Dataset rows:
======
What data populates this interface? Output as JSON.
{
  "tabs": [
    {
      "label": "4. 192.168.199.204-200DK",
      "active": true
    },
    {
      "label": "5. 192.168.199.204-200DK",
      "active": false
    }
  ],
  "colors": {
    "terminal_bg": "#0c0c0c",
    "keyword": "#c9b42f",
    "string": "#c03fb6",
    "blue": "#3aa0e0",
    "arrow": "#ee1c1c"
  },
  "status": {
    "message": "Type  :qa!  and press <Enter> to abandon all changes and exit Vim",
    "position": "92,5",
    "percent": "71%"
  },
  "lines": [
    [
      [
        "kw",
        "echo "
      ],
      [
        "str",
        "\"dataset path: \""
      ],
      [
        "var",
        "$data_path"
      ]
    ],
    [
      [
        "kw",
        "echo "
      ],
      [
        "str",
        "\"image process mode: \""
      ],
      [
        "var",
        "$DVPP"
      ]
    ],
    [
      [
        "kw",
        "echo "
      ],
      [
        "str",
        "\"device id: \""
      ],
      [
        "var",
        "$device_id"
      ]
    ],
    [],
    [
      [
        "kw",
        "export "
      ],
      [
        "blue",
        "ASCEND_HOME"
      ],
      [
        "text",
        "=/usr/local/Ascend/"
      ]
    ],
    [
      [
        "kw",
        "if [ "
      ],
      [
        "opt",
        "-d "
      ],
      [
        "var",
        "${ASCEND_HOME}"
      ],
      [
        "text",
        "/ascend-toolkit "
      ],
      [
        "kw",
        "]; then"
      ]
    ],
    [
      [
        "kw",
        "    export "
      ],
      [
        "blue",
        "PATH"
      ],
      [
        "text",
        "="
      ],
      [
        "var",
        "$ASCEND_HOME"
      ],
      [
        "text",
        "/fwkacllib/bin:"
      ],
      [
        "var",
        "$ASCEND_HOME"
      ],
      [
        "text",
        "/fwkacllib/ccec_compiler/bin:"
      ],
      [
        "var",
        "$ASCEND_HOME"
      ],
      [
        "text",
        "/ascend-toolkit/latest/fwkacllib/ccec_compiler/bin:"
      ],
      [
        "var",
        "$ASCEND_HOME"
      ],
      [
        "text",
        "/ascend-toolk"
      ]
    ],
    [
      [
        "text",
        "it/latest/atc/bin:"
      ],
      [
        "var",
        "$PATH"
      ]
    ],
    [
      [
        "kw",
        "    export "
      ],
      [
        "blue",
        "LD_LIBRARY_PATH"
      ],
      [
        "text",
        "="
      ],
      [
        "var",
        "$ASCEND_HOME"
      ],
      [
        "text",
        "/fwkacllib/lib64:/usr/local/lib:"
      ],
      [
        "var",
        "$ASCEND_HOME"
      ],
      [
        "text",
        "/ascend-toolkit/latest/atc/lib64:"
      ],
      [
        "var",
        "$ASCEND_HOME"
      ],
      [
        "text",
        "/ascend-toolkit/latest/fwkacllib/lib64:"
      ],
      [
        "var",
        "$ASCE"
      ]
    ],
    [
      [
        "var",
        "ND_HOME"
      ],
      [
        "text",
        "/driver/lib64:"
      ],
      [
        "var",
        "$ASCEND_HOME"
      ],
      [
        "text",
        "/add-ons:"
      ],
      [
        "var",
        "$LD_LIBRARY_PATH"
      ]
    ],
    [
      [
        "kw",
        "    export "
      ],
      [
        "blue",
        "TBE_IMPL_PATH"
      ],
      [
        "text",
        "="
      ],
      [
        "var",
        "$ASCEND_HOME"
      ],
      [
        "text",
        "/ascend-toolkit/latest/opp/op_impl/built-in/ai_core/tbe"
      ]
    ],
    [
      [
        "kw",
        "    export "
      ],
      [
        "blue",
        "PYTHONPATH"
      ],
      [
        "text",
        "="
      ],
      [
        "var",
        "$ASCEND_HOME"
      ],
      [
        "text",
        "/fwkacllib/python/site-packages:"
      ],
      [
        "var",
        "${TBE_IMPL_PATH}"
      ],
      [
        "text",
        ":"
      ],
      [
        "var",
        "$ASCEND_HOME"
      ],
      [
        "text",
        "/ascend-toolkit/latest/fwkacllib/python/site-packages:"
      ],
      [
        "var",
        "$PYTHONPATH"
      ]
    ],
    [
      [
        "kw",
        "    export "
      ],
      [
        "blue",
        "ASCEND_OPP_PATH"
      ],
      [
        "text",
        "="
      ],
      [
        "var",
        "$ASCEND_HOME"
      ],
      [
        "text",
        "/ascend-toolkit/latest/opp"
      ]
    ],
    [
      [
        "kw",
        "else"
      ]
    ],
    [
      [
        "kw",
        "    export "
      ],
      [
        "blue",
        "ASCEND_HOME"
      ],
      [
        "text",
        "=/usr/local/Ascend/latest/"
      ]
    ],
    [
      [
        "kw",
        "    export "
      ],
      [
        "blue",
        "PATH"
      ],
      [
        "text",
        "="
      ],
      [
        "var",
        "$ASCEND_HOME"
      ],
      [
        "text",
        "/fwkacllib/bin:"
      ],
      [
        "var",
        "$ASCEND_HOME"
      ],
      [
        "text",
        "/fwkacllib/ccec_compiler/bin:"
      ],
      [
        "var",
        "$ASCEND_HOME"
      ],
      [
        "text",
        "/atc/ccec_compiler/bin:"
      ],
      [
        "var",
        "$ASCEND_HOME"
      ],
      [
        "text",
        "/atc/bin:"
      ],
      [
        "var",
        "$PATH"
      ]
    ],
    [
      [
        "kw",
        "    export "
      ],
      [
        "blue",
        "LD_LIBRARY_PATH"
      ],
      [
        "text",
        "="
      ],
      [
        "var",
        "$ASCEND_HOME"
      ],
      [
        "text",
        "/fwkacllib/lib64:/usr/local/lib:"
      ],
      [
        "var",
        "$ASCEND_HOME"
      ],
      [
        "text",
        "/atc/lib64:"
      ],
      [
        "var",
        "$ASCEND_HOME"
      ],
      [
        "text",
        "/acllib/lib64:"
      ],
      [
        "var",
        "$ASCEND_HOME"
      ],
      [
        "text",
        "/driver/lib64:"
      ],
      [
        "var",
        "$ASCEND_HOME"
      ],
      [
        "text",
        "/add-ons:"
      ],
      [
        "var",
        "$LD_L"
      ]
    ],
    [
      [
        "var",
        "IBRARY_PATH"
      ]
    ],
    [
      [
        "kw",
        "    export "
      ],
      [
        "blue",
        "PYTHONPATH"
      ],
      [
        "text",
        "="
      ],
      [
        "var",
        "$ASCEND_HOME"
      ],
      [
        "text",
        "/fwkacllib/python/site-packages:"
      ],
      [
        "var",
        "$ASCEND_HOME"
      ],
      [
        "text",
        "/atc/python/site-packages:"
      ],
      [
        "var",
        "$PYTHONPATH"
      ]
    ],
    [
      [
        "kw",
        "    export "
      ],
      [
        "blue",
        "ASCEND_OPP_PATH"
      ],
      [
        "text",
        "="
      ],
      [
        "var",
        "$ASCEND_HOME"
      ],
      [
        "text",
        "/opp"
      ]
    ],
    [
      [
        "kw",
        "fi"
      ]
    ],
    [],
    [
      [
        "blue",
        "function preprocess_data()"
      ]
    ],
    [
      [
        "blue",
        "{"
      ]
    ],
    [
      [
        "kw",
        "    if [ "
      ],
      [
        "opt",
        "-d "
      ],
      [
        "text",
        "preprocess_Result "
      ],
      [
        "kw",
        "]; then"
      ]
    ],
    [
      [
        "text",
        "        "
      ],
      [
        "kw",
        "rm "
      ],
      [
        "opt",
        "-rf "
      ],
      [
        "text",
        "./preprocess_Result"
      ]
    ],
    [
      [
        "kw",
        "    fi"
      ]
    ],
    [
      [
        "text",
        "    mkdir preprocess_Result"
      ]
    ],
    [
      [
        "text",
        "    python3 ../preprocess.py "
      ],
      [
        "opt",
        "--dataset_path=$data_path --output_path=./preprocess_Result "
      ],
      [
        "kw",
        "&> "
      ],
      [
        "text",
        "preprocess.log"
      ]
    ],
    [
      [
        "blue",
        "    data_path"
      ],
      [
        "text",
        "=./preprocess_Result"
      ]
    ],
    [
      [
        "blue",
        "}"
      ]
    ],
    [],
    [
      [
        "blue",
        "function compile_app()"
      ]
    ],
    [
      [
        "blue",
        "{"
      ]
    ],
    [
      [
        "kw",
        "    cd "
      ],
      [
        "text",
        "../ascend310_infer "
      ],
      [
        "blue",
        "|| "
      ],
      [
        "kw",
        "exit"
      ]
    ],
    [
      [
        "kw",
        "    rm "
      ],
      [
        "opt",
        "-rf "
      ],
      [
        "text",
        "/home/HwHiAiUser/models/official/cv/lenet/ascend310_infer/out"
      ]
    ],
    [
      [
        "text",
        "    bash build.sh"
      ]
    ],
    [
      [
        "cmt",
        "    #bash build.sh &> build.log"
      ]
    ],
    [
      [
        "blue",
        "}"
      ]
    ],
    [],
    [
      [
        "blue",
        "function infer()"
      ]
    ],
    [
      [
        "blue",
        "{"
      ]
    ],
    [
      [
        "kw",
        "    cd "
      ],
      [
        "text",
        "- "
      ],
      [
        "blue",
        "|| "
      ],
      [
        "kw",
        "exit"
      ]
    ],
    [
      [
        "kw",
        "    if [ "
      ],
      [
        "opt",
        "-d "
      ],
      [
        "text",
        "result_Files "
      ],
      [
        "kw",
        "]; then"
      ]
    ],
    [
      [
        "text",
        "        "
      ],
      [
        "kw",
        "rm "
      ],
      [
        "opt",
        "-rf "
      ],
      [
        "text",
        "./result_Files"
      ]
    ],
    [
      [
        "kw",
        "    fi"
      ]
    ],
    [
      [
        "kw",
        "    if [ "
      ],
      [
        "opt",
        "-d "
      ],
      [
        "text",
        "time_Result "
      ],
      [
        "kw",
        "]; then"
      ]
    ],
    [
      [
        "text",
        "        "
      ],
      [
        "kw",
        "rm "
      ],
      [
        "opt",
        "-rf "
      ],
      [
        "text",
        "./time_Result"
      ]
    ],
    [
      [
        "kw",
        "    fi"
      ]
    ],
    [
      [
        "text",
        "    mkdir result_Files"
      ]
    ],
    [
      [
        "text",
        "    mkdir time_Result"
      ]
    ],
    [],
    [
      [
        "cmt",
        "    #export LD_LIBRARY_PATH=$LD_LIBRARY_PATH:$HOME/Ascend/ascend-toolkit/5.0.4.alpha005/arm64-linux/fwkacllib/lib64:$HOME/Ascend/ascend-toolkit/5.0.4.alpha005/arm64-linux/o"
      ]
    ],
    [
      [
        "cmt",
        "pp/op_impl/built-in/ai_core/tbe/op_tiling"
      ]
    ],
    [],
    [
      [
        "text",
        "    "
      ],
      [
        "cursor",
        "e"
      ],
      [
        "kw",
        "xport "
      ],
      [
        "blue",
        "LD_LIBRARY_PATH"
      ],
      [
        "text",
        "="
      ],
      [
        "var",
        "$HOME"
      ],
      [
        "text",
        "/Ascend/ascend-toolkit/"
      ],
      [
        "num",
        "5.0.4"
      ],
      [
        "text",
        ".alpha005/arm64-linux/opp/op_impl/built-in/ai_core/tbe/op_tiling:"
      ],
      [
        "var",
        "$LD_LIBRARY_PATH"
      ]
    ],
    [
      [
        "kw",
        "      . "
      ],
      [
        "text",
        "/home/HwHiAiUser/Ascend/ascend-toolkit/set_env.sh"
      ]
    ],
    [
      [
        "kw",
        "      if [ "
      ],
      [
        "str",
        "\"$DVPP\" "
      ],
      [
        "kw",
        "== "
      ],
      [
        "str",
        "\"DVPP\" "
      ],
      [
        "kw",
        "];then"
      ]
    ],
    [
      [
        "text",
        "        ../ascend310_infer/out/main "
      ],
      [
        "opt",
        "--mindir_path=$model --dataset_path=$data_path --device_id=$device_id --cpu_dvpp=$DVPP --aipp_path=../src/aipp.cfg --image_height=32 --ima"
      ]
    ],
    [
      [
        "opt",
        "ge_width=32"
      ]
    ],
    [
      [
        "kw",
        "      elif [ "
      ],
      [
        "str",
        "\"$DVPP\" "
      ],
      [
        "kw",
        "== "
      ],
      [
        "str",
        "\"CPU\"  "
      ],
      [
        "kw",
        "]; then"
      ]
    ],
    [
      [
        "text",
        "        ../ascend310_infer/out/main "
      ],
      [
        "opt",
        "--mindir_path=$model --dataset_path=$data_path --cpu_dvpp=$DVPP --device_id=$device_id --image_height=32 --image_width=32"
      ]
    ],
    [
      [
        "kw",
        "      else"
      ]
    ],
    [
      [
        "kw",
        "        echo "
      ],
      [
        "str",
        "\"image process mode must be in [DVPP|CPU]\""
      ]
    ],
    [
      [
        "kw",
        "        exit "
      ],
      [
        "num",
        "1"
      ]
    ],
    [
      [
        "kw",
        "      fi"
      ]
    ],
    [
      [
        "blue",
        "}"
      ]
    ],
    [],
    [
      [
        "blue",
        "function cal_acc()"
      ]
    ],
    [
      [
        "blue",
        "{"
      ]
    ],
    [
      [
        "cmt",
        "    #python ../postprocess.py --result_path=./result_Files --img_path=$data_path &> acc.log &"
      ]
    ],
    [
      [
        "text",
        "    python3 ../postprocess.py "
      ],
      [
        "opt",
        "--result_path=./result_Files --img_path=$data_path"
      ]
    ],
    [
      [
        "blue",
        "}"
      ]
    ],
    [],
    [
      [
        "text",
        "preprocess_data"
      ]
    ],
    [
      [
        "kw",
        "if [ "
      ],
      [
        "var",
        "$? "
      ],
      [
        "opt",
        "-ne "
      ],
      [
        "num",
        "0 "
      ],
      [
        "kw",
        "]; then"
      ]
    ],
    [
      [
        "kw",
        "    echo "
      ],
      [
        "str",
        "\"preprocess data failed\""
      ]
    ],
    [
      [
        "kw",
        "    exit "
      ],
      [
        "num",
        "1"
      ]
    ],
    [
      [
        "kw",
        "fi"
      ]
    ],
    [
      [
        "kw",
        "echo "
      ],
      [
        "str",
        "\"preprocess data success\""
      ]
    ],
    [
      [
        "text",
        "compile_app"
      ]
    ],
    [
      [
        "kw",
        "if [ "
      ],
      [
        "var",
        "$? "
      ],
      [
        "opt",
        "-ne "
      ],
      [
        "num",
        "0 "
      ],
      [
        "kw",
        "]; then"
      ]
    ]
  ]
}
======
**STATED TASK:**
Determine how many lines include the string "label". Give no answer but the number.

**EXERCISE ANSWER:**
2